— begin Records provided —

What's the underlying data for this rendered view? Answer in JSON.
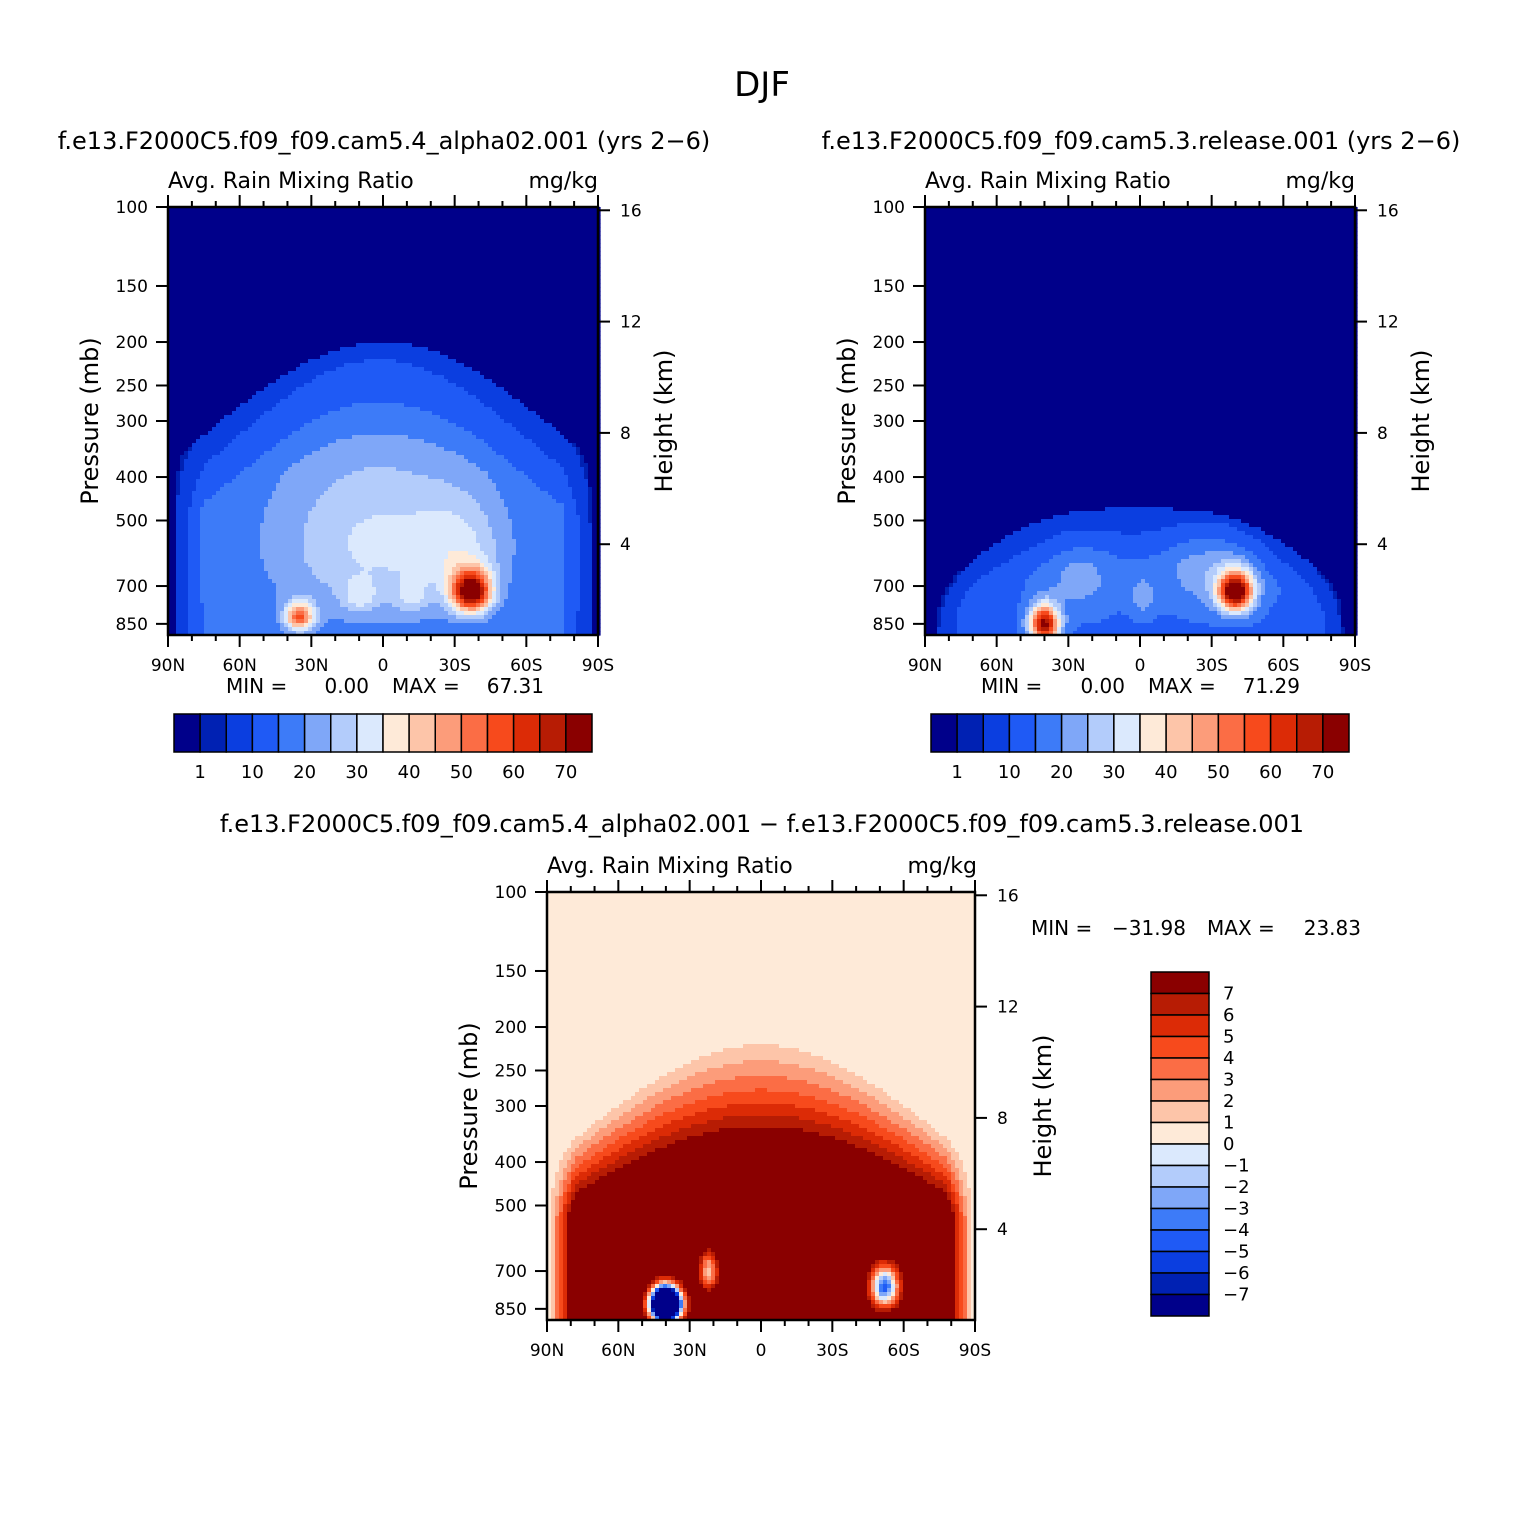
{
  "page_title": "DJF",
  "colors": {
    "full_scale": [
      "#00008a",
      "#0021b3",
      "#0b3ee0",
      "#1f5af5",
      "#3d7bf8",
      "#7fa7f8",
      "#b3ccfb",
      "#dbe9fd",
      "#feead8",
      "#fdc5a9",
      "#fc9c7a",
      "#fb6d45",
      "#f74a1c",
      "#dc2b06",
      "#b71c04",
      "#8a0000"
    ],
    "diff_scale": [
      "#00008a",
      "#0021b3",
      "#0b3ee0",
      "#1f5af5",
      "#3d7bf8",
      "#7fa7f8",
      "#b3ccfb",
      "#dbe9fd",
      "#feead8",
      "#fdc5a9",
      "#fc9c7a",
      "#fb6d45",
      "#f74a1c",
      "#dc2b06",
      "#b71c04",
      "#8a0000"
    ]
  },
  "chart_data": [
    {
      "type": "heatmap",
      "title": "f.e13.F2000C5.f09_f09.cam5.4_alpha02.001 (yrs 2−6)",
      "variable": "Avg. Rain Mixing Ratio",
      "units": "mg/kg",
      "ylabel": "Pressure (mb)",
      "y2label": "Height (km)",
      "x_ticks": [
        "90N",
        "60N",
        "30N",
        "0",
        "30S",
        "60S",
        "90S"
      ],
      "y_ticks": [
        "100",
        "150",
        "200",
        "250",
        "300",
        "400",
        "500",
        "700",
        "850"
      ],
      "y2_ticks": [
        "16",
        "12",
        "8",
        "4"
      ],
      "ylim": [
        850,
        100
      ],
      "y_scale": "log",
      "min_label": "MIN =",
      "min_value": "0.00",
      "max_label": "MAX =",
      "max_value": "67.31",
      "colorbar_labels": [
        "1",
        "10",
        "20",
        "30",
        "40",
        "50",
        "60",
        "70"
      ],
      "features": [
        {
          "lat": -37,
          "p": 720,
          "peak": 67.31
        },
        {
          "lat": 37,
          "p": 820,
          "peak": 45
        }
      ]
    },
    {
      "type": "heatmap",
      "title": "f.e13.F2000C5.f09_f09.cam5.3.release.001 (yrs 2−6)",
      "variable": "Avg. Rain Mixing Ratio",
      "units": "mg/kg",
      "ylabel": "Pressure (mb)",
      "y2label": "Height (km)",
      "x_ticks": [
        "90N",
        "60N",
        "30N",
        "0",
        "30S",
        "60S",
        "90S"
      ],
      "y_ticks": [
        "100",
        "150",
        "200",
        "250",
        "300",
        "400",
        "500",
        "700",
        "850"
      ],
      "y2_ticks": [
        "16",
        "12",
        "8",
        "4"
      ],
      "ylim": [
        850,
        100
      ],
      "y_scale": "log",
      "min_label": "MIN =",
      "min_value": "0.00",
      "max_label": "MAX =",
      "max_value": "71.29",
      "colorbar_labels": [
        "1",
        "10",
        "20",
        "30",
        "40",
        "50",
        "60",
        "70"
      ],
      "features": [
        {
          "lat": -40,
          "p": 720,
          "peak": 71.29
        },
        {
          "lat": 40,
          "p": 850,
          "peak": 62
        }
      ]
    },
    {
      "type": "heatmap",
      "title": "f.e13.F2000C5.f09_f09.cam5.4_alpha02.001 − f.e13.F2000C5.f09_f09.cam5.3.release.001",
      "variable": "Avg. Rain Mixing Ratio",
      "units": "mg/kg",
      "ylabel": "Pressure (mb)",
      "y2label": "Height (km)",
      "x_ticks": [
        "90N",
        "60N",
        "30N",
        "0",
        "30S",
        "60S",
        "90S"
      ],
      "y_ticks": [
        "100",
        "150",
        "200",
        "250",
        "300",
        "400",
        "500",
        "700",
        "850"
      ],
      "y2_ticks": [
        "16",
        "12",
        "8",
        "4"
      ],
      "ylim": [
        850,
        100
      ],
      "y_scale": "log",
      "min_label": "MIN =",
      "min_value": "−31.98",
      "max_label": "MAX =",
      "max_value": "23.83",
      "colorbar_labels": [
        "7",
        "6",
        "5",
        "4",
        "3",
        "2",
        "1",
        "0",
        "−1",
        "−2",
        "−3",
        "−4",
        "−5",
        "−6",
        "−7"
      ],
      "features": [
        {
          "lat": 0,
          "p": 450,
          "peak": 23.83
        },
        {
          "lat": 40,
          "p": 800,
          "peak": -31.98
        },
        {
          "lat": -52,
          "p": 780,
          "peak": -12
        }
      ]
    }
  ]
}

— end Records provided —
— begin Records provided —

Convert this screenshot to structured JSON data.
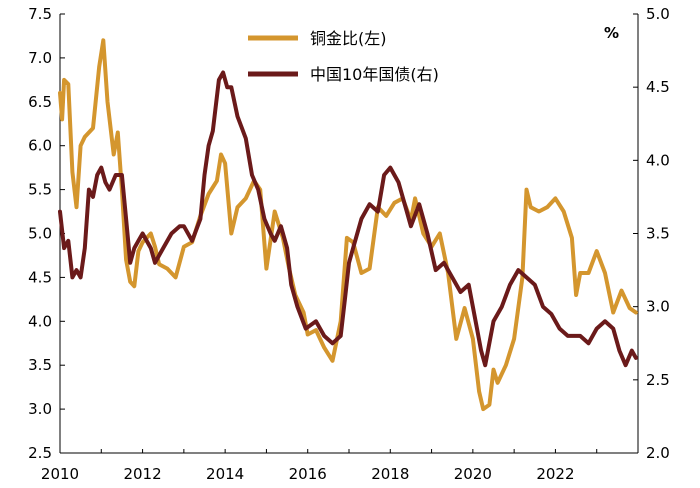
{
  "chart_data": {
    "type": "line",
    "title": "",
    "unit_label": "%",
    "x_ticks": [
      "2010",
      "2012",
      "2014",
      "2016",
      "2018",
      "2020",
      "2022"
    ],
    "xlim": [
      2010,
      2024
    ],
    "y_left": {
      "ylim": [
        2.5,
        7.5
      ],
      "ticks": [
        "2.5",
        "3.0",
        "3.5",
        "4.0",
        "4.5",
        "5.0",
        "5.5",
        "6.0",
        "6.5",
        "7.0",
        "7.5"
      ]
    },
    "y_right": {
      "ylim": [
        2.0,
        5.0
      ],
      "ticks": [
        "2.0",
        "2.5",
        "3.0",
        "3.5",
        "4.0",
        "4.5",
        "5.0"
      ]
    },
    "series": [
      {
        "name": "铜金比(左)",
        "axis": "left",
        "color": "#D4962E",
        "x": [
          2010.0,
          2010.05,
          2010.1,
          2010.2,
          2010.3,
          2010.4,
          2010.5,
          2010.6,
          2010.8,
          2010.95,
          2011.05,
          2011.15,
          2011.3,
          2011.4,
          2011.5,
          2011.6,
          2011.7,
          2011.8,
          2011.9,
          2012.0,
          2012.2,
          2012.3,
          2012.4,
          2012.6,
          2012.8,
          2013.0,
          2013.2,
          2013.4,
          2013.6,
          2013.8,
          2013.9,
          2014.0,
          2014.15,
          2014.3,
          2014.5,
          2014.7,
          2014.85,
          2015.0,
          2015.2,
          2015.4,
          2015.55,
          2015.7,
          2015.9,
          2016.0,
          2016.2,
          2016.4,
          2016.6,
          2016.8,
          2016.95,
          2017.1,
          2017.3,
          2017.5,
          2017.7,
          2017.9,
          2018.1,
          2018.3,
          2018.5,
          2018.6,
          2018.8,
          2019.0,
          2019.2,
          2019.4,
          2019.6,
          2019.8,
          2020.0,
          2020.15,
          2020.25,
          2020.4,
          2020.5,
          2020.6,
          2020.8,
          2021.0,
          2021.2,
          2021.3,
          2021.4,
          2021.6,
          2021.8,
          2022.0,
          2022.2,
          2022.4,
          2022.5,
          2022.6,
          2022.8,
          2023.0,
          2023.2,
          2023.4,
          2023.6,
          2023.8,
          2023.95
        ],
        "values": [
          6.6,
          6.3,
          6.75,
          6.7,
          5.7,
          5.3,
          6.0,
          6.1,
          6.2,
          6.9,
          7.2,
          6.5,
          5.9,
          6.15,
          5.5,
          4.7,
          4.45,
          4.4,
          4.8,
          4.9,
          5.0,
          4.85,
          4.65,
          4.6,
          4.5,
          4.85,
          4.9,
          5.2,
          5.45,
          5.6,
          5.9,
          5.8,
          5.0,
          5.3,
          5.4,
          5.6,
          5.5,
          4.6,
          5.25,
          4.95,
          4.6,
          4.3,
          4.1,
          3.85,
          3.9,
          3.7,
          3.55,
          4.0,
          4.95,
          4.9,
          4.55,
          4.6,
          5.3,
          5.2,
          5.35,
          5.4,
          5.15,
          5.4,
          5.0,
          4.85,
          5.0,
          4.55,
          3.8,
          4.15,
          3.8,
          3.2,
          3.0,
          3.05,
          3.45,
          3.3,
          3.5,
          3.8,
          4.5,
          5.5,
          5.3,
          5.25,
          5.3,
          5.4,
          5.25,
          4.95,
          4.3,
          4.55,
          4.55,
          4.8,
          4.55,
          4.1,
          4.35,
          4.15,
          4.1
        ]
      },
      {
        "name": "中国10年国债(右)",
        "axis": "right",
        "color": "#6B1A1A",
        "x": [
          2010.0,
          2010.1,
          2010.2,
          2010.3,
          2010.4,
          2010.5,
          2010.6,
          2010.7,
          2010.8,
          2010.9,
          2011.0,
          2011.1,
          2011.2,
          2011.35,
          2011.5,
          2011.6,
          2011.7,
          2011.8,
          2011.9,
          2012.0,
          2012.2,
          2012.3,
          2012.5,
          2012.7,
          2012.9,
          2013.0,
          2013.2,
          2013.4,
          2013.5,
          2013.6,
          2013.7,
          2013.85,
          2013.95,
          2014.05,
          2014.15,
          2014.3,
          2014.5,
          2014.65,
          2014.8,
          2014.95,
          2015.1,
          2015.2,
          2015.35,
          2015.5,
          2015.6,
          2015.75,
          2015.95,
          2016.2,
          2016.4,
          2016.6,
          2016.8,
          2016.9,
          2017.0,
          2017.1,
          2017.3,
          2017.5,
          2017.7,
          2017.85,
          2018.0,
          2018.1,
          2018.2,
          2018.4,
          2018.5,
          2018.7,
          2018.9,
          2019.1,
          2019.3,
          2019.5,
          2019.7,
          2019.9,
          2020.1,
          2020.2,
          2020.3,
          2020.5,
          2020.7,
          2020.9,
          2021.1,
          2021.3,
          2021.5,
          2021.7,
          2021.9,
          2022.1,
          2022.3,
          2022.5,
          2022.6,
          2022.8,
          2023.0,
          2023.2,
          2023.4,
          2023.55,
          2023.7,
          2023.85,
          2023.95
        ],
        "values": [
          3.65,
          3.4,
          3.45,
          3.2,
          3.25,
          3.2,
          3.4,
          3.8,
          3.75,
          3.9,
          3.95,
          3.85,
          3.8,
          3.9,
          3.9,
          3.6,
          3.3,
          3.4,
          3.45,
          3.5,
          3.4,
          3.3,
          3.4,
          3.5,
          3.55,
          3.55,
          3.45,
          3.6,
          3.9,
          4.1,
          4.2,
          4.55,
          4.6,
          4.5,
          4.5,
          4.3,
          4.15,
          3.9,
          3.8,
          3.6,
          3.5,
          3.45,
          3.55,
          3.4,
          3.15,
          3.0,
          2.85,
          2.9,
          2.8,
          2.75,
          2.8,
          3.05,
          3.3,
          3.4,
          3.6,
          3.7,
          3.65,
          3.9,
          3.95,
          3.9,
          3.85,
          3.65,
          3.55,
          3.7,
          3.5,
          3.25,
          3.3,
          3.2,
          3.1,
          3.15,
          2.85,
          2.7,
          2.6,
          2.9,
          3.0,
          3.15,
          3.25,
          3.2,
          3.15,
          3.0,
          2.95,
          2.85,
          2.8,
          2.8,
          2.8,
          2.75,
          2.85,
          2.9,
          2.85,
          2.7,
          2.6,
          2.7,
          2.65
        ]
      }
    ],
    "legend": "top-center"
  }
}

— end Records provided —
— begin Records provided —

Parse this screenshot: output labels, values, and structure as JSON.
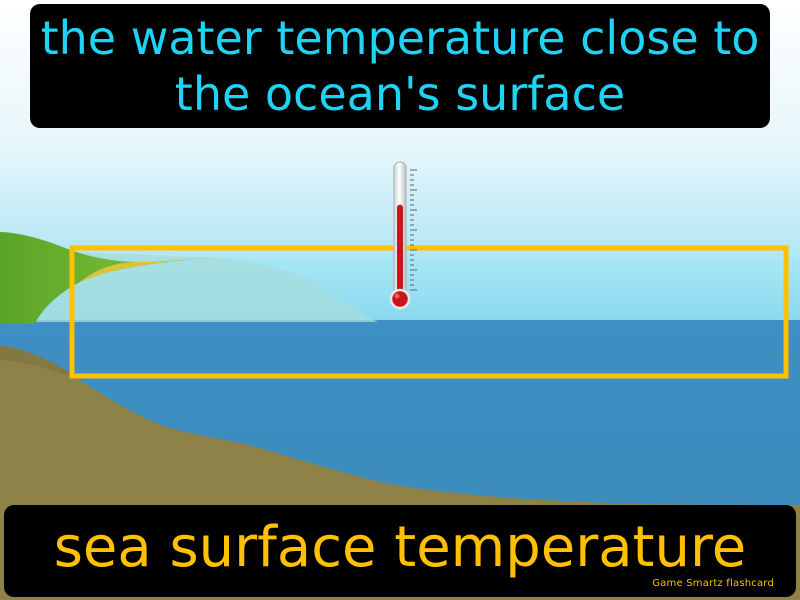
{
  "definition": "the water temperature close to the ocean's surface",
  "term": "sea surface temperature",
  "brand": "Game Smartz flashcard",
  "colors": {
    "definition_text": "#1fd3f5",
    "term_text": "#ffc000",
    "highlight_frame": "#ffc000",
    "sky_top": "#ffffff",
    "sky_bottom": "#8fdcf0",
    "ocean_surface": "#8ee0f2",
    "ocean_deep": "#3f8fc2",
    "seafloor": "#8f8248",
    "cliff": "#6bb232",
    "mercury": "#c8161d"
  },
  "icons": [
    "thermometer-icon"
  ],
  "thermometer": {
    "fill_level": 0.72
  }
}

— end Records provided —

> **Task details**
Collect every line from the records above that contains the word "screenshot".

> **Answer for this exercise**
Convert this screenshot to structured JSON data.
Parse this screenshot: output labels, values, and structure as JSON.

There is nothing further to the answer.